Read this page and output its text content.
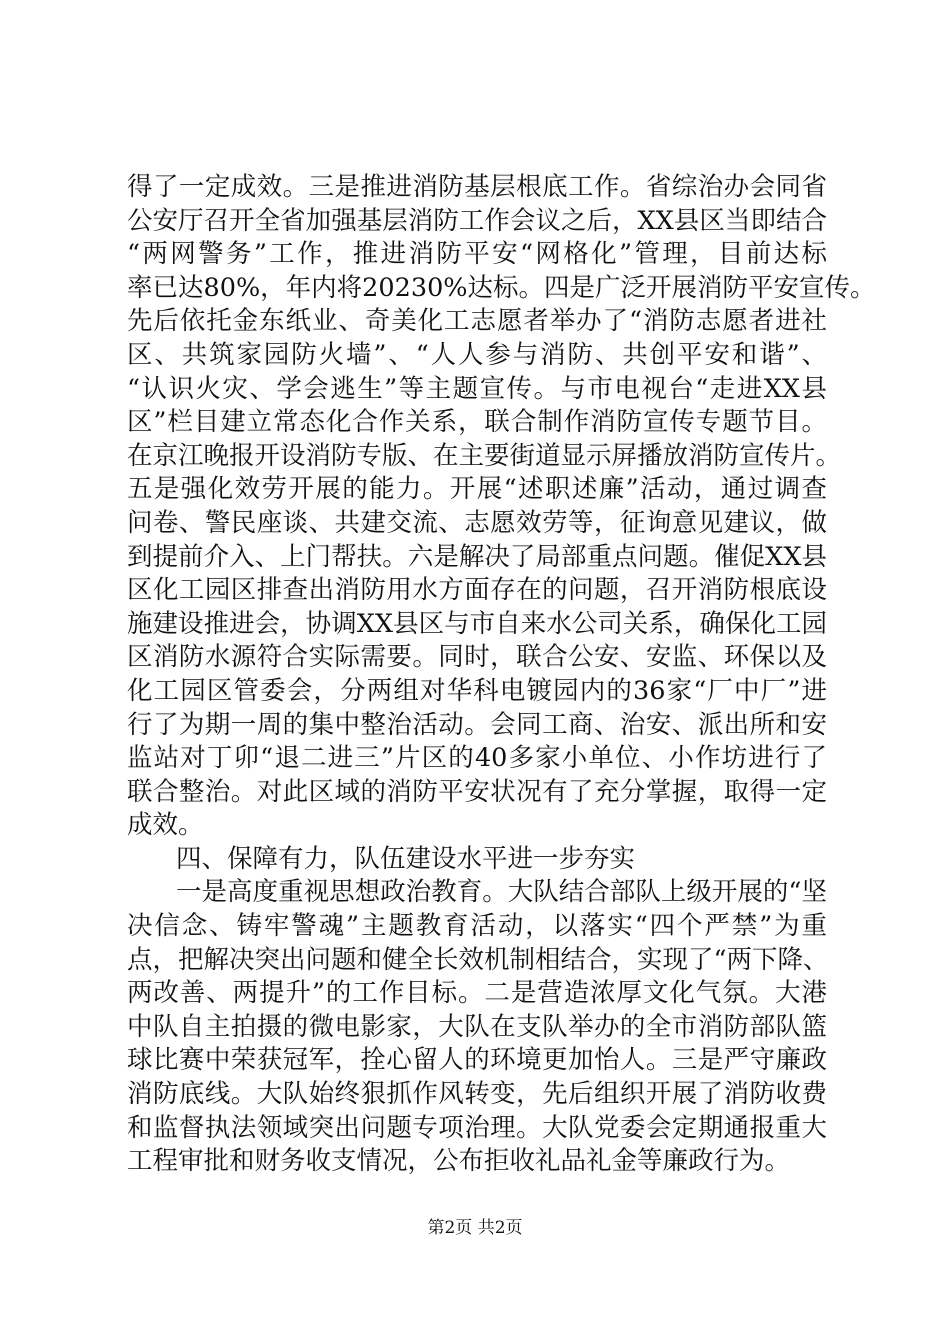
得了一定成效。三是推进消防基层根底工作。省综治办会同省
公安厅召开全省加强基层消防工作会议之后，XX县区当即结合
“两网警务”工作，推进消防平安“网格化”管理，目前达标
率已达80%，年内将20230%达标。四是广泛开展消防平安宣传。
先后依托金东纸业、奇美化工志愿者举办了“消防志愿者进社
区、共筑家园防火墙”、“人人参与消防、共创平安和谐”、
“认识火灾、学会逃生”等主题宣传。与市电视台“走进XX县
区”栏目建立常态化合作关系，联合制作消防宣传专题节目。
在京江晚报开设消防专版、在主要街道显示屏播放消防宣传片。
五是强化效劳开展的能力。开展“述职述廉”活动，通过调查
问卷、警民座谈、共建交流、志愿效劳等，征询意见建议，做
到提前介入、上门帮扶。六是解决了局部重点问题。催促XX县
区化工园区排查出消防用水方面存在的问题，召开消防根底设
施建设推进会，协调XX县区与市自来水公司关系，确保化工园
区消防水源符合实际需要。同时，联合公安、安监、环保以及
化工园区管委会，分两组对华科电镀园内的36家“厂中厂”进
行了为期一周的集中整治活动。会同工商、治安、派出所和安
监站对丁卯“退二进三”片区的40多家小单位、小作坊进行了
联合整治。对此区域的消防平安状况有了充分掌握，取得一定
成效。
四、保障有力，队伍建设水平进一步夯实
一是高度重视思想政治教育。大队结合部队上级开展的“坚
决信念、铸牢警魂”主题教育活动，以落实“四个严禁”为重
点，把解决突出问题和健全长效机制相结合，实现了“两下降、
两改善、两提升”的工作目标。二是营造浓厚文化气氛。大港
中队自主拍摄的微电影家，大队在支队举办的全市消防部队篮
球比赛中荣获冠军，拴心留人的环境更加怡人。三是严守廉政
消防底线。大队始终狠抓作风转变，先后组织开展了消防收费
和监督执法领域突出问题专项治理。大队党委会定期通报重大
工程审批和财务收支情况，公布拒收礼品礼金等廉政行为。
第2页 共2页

▸ PROBLEM TO SOLVE
Set every line down exactly as written, leaving each picture out.

▸ OUTPUT FOR THIS TASK
Read this page and output its text content.
得了一定成效。三是推进消防基层根底工作。省综治办会同省
公安厅召开全省加强基层消防工作会议之后，XX县区当即结合
“两网警务”工作，推进消防平安“网格化”管理，目前达标
率已达80%，年内将20230%达标。四是广泛开展消防平安宣传。
先后依托金东纸业、奇美化工志愿者举办了“消防志愿者进社
区、共筑家园防火墙”、“人人参与消防、共创平安和谐”、
“认识火灾、学会逃生”等主题宣传。与市电视台“走进XX县
区”栏目建立常态化合作关系，联合制作消防宣传专题节目。
在京江晚报开设消防专版、在主要街道显示屏播放消防宣传片。
五是强化效劳开展的能力。开展“述职述廉”活动，通过调查
问卷、警民座谈、共建交流、志愿效劳等，征询意见建议，做
到提前介入、上门帮扶。六是解决了局部重点问题。催促XX县
区化工园区排查出消防用水方面存在的问题，召开消防根底设
施建设推进会，协调XX县区与市自来水公司关系，确保化工园
区消防水源符合实际需要。同时，联合公安、安监、环保以及
化工园区管委会，分两组对华科电镀园内的36家“厂中厂”进
行了为期一周的集中整治活动。会同工商、治安、派出所和安
监站对丁卯“退二进三”片区的40多家小单位、小作坊进行了
联合整治。对此区域的消防平安状况有了充分掌握，取得一定
成效。
四、保障有力，队伍建设水平进一步夯实
一是高度重视思想政治教育。大队结合部队上级开展的“坚
决信念、铸牢警魂”主题教育活动，以落实“四个严禁”为重
点，把解决突出问题和健全长效机制相结合，实现了“两下降、
两改善、两提升”的工作目标。二是营造浓厚文化气氛。大港
中队自主拍摄的微电影家，大队在支队举办的全市消防部队篮
球比赛中荣获冠军，拴心留人的环境更加怡人。三是严守廉政
消防底线。大队始终狠抓作风转变，先后组织开展了消防收费
和监督执法领域突出问题专项治理。大队党委会定期通报重大
工程审批和财务收支情况，公布拒收礼品礼金等廉政行为。
第2页 共2页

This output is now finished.